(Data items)
━━━━━━━━━━━━━━━━━━━━

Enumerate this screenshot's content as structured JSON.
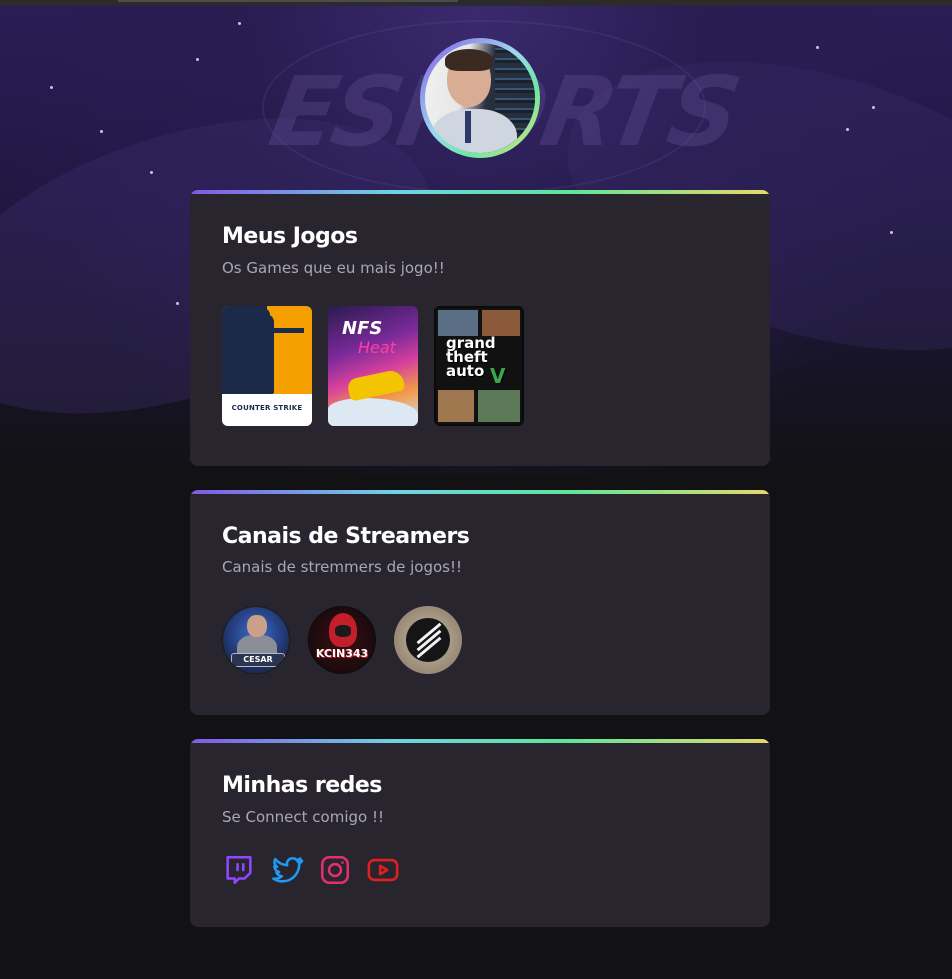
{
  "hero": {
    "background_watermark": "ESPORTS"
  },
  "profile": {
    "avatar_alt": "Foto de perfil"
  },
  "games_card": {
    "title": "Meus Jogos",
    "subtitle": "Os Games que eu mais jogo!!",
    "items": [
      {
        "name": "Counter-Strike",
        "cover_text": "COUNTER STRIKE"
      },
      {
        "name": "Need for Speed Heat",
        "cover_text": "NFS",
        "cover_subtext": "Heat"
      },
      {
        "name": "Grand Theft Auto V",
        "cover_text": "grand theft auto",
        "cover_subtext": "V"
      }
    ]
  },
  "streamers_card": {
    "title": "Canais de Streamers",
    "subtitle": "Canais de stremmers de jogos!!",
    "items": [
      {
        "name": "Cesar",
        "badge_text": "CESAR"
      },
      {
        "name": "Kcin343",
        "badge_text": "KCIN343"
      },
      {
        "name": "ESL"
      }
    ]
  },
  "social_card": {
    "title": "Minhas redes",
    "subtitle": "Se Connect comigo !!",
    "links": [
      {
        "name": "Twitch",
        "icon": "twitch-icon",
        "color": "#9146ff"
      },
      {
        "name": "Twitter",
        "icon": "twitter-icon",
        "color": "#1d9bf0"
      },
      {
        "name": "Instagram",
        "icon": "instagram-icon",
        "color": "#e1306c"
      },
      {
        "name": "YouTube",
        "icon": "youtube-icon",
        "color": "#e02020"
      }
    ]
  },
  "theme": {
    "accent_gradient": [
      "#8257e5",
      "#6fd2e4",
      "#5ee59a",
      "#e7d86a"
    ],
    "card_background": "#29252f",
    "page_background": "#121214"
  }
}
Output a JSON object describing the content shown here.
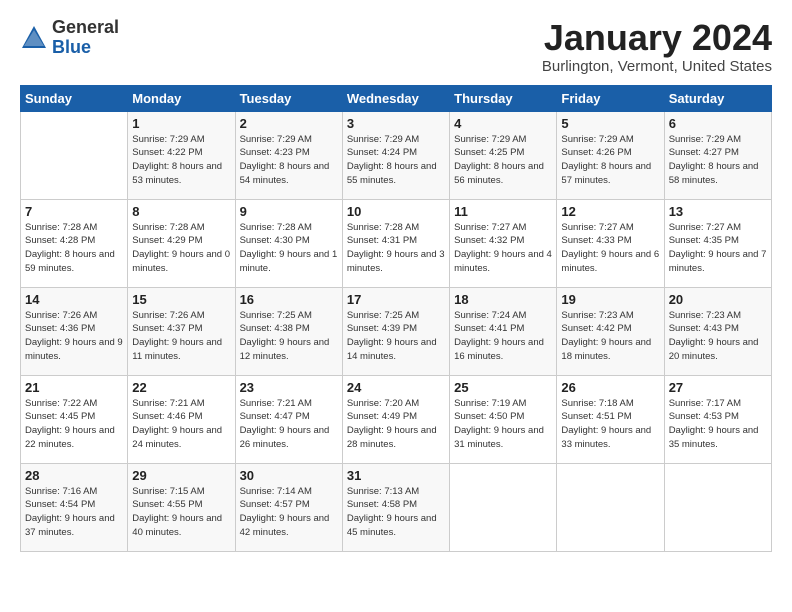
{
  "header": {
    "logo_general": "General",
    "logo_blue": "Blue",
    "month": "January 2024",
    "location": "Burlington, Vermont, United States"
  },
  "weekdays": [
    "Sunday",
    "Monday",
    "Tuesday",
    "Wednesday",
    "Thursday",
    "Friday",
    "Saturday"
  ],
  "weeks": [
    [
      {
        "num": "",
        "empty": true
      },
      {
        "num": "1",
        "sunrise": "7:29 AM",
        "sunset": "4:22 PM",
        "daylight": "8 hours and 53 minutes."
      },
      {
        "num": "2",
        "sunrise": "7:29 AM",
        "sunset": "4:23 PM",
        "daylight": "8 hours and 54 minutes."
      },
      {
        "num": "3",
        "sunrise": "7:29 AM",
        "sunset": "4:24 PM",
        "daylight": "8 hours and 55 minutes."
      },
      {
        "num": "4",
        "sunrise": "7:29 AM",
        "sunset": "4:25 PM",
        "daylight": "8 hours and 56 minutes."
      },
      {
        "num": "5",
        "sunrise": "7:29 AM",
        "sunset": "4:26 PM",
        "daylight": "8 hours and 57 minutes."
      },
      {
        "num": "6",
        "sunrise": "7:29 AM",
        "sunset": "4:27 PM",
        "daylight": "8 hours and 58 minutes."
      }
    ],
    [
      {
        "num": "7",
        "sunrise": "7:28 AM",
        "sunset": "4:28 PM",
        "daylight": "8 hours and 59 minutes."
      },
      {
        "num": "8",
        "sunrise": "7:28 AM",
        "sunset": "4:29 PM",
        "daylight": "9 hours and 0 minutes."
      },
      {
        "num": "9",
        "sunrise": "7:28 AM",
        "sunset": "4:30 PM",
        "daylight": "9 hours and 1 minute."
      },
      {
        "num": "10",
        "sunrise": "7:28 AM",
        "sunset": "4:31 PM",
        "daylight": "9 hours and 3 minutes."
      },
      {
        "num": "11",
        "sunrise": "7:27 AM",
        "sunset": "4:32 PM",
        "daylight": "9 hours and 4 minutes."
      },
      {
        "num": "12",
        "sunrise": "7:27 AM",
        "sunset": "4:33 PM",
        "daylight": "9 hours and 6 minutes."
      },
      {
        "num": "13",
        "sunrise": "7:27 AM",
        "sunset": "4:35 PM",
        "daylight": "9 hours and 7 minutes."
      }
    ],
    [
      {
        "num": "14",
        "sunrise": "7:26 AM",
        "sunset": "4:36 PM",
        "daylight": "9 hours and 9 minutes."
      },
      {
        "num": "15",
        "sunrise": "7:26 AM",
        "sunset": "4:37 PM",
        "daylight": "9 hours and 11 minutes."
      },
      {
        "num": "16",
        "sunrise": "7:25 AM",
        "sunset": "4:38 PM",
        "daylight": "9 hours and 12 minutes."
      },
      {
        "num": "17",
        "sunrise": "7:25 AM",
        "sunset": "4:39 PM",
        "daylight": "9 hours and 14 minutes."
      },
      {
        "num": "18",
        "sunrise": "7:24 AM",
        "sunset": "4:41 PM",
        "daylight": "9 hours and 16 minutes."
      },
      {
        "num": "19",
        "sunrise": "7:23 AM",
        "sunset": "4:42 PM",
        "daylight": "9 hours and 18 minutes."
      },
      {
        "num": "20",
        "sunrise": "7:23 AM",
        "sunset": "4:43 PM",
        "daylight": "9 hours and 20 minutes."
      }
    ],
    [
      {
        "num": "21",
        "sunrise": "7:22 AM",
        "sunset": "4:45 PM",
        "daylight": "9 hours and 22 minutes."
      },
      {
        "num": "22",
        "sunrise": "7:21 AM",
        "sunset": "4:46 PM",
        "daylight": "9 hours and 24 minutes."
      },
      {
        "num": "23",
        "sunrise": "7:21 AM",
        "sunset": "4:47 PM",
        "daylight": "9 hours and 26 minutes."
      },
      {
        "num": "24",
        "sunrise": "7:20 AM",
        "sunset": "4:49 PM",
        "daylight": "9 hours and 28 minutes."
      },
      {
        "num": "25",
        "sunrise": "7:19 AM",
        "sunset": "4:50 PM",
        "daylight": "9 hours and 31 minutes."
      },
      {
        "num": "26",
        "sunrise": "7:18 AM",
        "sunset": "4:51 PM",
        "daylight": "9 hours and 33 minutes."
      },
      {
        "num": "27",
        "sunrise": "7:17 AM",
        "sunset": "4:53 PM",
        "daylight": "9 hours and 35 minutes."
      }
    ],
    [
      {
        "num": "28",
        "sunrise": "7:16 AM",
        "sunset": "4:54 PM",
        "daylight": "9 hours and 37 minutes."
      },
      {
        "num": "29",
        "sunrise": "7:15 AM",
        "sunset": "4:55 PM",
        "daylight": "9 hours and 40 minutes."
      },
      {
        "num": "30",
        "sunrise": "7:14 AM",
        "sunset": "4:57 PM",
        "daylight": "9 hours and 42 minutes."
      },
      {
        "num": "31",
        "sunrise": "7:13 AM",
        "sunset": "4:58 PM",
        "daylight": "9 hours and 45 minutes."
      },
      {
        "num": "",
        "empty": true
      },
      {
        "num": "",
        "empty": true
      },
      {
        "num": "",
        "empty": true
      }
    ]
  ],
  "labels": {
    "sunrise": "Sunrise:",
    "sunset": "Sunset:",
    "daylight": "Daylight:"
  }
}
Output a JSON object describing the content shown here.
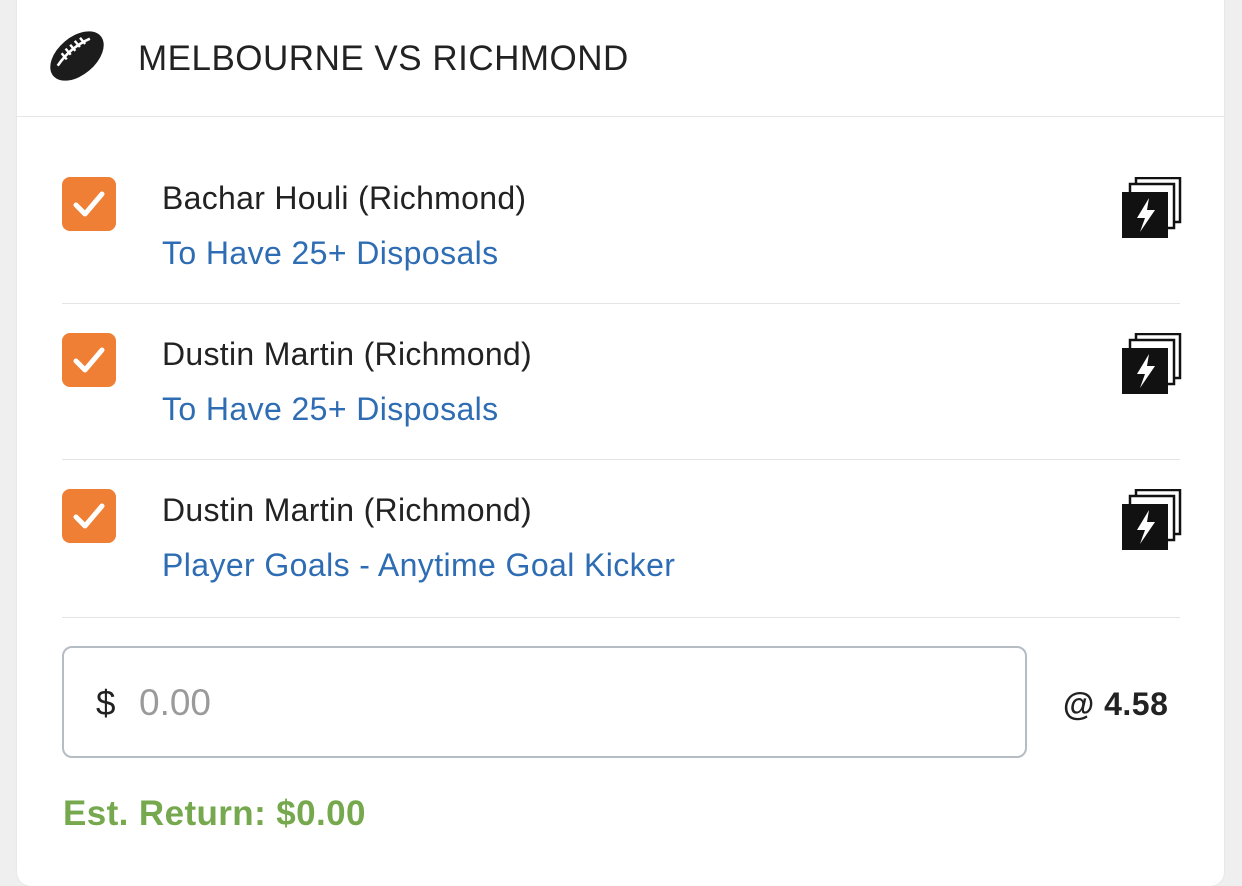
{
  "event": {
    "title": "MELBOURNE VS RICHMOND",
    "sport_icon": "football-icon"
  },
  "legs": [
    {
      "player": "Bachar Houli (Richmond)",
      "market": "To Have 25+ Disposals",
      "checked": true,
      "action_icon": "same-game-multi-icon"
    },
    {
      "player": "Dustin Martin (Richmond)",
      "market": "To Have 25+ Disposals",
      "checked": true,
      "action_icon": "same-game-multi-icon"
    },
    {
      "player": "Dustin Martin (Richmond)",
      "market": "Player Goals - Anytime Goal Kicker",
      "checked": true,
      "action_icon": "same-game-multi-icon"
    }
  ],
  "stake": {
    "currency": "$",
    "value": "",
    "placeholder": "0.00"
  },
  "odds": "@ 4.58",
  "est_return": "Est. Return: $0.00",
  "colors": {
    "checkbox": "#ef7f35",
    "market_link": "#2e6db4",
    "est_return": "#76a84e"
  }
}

━━━━━━━━━━━━━━━━━━━━

__Aim__. Scan the material above. Return every line containing the string "icon".

__Expected answer__.
        "icon": "twitch-icon",
        "icon": "twitter-icon",
        "icon": "instagram-icon",
        "icon": "youtube-icon",
    "sport_icon": "football-icon"
      "action_icon": "same-game-multi-icon"
      "action_icon": "same-game-multi-icon"
      "action_icon": "same-game-multi-icon"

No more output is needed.